▸ **What is required**
Each entry below should be echoed exactly, with pictures omitted.

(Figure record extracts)
+-------+
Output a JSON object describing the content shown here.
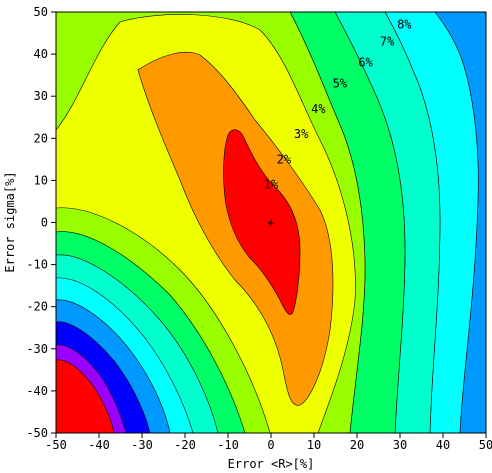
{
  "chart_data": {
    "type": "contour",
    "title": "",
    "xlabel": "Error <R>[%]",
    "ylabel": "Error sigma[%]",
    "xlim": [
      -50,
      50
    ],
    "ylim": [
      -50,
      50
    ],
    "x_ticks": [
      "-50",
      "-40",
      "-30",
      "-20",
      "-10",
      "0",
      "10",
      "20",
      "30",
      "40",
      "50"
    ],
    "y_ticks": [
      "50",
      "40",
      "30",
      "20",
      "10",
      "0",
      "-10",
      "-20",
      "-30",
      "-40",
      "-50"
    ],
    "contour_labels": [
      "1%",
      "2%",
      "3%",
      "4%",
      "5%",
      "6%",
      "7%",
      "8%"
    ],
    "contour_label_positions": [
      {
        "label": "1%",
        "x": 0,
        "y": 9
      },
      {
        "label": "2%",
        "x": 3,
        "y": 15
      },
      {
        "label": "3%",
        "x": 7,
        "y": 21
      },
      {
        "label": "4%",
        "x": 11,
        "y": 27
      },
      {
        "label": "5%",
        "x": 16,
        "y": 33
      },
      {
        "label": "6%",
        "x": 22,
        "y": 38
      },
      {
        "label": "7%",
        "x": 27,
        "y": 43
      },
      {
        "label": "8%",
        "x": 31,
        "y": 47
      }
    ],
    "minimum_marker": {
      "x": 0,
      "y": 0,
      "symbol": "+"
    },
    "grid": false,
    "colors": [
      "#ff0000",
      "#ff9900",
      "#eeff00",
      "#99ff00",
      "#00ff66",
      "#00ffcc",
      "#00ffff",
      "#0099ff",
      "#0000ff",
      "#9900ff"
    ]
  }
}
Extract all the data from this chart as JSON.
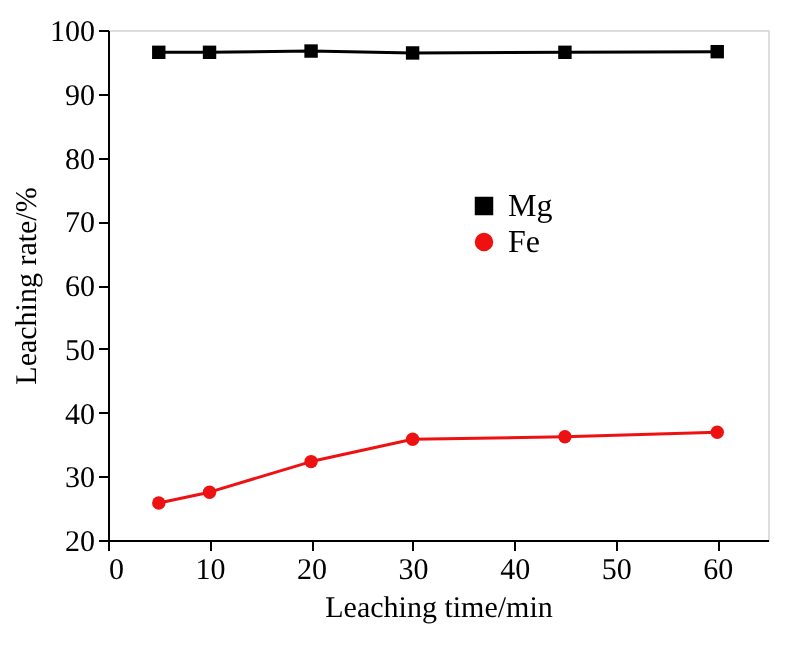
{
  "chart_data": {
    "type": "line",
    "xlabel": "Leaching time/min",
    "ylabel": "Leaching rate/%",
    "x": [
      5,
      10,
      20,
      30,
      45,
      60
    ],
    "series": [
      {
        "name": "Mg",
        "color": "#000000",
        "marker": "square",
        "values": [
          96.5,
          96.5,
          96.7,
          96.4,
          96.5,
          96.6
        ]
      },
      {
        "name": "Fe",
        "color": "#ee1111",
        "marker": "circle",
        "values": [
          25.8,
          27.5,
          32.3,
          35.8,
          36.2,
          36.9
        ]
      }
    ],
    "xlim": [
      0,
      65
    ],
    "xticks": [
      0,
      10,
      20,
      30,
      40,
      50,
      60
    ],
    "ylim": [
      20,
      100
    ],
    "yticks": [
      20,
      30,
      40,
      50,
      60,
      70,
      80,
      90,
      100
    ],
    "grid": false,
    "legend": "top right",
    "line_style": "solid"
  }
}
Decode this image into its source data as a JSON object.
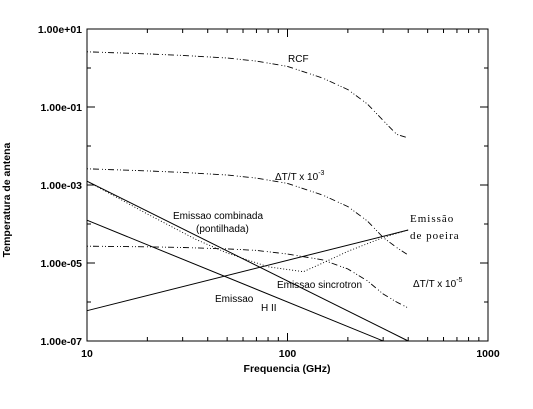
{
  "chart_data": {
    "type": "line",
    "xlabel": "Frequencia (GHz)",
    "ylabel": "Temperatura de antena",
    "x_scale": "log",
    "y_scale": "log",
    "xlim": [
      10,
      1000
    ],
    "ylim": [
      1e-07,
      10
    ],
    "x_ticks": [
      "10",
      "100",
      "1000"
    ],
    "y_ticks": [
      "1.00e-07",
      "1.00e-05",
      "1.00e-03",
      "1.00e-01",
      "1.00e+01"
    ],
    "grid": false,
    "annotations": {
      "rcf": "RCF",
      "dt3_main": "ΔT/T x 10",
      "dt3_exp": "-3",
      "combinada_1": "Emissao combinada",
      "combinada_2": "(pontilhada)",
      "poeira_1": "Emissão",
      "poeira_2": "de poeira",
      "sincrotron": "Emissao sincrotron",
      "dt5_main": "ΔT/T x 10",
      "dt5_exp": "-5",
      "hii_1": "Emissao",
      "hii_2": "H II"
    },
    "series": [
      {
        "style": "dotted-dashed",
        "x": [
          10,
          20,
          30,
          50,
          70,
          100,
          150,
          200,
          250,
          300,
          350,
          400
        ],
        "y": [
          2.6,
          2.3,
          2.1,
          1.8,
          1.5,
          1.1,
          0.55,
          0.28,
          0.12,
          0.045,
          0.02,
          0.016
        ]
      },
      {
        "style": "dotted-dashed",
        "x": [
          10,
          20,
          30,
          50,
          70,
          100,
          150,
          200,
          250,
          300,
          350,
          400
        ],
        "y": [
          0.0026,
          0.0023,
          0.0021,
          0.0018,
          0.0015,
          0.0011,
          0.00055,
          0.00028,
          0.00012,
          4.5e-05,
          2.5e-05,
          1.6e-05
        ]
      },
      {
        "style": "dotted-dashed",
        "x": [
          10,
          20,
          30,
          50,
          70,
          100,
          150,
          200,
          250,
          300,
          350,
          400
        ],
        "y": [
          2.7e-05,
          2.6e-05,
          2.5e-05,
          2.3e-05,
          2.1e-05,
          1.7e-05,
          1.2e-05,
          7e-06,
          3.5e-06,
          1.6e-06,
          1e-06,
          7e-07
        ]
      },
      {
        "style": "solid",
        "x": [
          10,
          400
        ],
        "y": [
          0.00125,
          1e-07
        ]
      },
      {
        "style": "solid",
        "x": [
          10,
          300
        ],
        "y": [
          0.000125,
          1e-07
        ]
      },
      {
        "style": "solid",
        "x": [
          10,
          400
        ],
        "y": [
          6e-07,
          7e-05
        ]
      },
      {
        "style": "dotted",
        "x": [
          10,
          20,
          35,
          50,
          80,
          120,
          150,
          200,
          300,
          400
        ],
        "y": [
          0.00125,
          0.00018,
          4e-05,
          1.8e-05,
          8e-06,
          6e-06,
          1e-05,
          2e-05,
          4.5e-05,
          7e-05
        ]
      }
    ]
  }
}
+-------+
▸ **Output for this task**
Output a JSON object describing the content shown here.
{
  "chart_data": {
    "type": "contour",
    "title": "",
    "xlabel": "Error <R>[%]",
    "ylabel": "Error sigma[%]",
    "xlim": [
      -50,
      50
    ],
    "ylim": [
      -50,
      50
    ],
    "x_ticks": [
      "-50",
      "-40",
      "-30",
      "-20",
      "-10",
      "0",
      "10",
      "20",
      "30",
      "40",
      "50"
    ],
    "y_ticks": [
      "50",
      "40",
      "30",
      "20",
      "10",
      "0",
      "-10",
      "-20",
      "-30",
      "-40",
      "-50"
    ],
    "contour_labels": [
      "1%",
      "2%",
      "3%",
      "4%",
      "5%",
      "6%",
      "7%",
      "8%"
    ],
    "contour_label_positions": [
      {
        "label": "1%",
        "x": 0,
        "y": 9
      },
      {
        "label": "2%",
        "x": 3,
        "y": 15
      },
      {
        "label": "3%",
        "x": 7,
        "y": 21
      },
      {
        "label": "4%",
        "x": 11,
        "y": 27
      },
      {
        "label": "5%",
        "x": 16,
        "y": 33
      },
      {
        "label": "6%",
        "x": 22,
        "y": 38
      },
      {
        "label": "7%",
        "x": 27,
        "y": 43
      },
      {
        "label": "8%",
        "x": 31,
        "y": 47
      }
    ],
    "minimum_marker": {
      "x": 0,
      "y": 0,
      "symbol": "+"
    },
    "grid": false,
    "colors": [
      "#ff0000",
      "#ff9900",
      "#eeff00",
      "#99ff00",
      "#00ff66",
      "#00ffcc",
      "#00ffff",
      "#0099ff",
      "#0000ff",
      "#9900ff"
    ]
  }
}
Extract all the data from this chart as JSON.
{
  "chart_data": {
    "type": "line",
    "xlabel": "Leaching time/min",
    "ylabel": "Leaching rate/%",
    "x": [
      5,
      10,
      20,
      30,
      45,
      60
    ],
    "series": [
      {
        "name": "Mg",
        "color": "#000000",
        "marker": "square",
        "values": [
          96.5,
          96.5,
          96.7,
          96.4,
          96.5,
          96.6
        ]
      },
      {
        "name": "Fe",
        "color": "#ee1111",
        "marker": "circle",
        "values": [
          25.8,
          27.5,
          32.3,
          35.8,
          36.2,
          36.9
        ]
      }
    ],
    "xlim": [
      0,
      65
    ],
    "xticks": [
      0,
      10,
      20,
      30,
      40,
      50,
      60
    ],
    "ylim": [
      20,
      100
    ],
    "yticks": [
      20,
      30,
      40,
      50,
      60,
      70,
      80,
      90,
      100
    ],
    "grid": false,
    "legend": "top right",
    "line_style": "solid"
  }
}
Decode this image into its source data as a JSON object.
{
  "chart_data": {
    "type": "line",
    "xlabel": "Frequencia (GHz)",
    "ylabel": "Temperatura de antena",
    "x_scale": "log",
    "y_scale": "log",
    "xlim": [
      10,
      1000
    ],
    "ylim": [
      1e-07,
      10
    ],
    "x_ticks": [
      "10",
      "100",
      "1000"
    ],
    "y_ticks": [
      "1.00e-07",
      "1.00e-05",
      "1.00e-03",
      "1.00e-01",
      "1.00e+01"
    ],
    "grid": false,
    "annotations": {
      "rcf": "RCF",
      "dt3_main": "ΔT/T x 10",
      "dt3_exp": "-3",
      "combinada_1": "Emissao combinada",
      "combinada_2": "(pontilhada)",
      "poeira_1": "Emissão",
      "poeira_2": "de poeira",
      "sincrotron": "Emissao sincrotron",
      "dt5_main": "ΔT/T x 10",
      "dt5_exp": "-5",
      "hii_1": "Emissao",
      "hii_2": "H II"
    },
    "series": [
      {
        "style": "dotted-dashed",
        "x": [
          10,
          20,
          30,
          50,
          70,
          100,
          150,
          200,
          250,
          300,
          350,
          400
        ],
        "y": [
          2.6,
          2.3,
          2.1,
          1.8,
          1.5,
          1.1,
          0.55,
          0.28,
          0.12,
          0.045,
          0.02,
          0.016
        ]
      },
      {
        "style": "dotted-dashed",
        "x": [
          10,
          20,
          30,
          50,
          70,
          100,
          150,
          200,
          250,
          300,
          350,
          400
        ],
        "y": [
          0.0026,
          0.0023,
          0.0021,
          0.0018,
          0.0015,
          0.0011,
          0.00055,
          0.00028,
          0.00012,
          4.5e-05,
          2.5e-05,
          1.6e-05
        ]
      },
      {
        "style": "dotted-dashed",
        "x": [
          10,
          20,
          30,
          50,
          70,
          100,
          150,
          200,
          250,
          300,
          350,
          400
        ],
        "y": [
          2.7e-05,
          2.6e-05,
          2.5e-05,
          2.3e-05,
          2.1e-05,
          1.7e-05,
          1.2e-05,
          7e-06,
          3.5e-06,
          1.6e-06,
          1e-06,
          7e-07
        ]
      },
      {
        "style": "solid",
        "x": [
          10,
          400
        ],
        "y": [
          0.00125,
          1e-07
        ]
      },
      {
        "style": "solid",
        "x": [
          10,
          300
        ],
        "y": [
          0.000125,
          1e-07
        ]
      },
      {
        "style": "solid",
        "x": [
          10,
          400
        ],
        "y": [
          6e-07,
          7e-05
        ]
      },
      {
        "style": "dotted",
        "x": [
          10,
          20,
          35,
          50,
          80,
          120,
          150,
          200,
          300,
          400
        ],
        "y": [
          0.00125,
          0.00018,
          4e-05,
          1.8e-05,
          8e-06,
          6e-06,
          1e-05,
          2e-05,
          4.5e-05,
          7e-05
        ]
      }
    ]
  }
}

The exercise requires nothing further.